• [TASK DATA]:
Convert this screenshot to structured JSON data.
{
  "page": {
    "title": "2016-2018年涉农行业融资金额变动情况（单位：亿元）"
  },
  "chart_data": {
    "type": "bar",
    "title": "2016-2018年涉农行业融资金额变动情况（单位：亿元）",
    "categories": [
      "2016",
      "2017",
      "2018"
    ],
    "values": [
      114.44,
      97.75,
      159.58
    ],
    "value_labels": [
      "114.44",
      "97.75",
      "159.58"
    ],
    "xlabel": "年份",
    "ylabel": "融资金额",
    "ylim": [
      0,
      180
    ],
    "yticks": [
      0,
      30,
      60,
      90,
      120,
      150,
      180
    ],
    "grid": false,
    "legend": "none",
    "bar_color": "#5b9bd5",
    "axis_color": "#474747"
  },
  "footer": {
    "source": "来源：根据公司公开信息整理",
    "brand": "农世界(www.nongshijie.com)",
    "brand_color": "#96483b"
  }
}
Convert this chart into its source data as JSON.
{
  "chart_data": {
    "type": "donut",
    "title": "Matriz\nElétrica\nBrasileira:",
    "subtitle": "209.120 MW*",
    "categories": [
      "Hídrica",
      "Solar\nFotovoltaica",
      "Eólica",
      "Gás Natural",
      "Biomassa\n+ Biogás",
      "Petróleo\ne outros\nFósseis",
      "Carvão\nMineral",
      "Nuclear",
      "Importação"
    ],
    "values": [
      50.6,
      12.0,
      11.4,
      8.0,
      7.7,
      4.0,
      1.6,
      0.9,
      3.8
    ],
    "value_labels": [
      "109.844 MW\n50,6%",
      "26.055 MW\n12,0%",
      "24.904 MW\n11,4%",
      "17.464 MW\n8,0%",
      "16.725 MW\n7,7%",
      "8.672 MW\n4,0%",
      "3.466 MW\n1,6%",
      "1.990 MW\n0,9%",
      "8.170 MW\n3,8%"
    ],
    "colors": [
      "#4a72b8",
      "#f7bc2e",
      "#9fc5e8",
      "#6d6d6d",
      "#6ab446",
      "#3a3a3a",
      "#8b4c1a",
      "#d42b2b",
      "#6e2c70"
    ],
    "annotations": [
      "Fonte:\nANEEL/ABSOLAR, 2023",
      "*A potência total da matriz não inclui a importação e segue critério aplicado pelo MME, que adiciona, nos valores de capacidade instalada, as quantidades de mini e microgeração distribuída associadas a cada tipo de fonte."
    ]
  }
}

• [TO DO]: Repeat the material above exactly.

• [WORKED SOLUTION]:
Convert this screenshot to structured JSON data.
{
  "page": {
    "title": "2016-2018年涉农行业融资金额变动情况（单位：亿元）"
  },
  "chart_data": {
    "type": "bar",
    "title": "2016-2018年涉农行业融资金额变动情况（单位：亿元）",
    "categories": [
      "2016",
      "2017",
      "2018"
    ],
    "values": [
      114.44,
      97.75,
      159.58
    ],
    "value_labels": [
      "114.44",
      "97.75",
      "159.58"
    ],
    "xlabel": "年份",
    "ylabel": "融资金额",
    "ylim": [
      0,
      180
    ],
    "yticks": [
      0,
      30,
      60,
      90,
      120,
      150,
      180
    ],
    "grid": false,
    "legend": "none",
    "bar_color": "#5b9bd5",
    "axis_color": "#474747"
  },
  "footer": {
    "source": "来源：根据公司公开信息整理",
    "brand": "农世界(www.nongshijie.com)",
    "brand_color": "#96483b"
  }
}
Convert this chart into its source data as JSON.
{
  "chart_data": {
    "type": "donut",
    "title": "Matriz\nElétrica\nBrasileira:",
    "subtitle": "209.120 MW*",
    "categories": [
      "Hídrica",
      "Solar\nFotovoltaica",
      "Eólica",
      "Gás Natural",
      "Biomassa\n+ Biogás",
      "Petróleo\ne outros\nFósseis",
      "Carvão\nMineral",
      "Nuclear",
      "Importação"
    ],
    "values": [
      50.6,
      12.0,
      11.4,
      8.0,
      7.7,
      4.0,
      1.6,
      0.9,
      3.8
    ],
    "value_labels": [
      "109.844 MW\n50,6%",
      "26.055 MW\n12,0%",
      "24.904 MW\n11,4%",
      "17.464 MW\n8,0%",
      "16.725 MW\n7,7%",
      "8.672 MW\n4,0%",
      "3.466 MW\n1,6%",
      "1.990 MW\n0,9%",
      "8.170 MW\n3,8%"
    ],
    "colors": [
      "#4a72b8",
      "#f7bc2e",
      "#9fc5e8",
      "#6d6d6d",
      "#6ab446",
      "#3a3a3a",
      "#8b4c1a",
      "#d42b2b",
      "#6e2c70"
    ],
    "annotations": [
      "Fonte:\nANEEL/ABSOLAR, 2023",
      "*A potência total da matriz não inclui a importação e segue critério aplicado pelo MME, que adiciona, nos valores de capacidade instalada, as quantidades de mini e microgeração distribuída associadas a cada tipo de fonte."
    ]
  }
}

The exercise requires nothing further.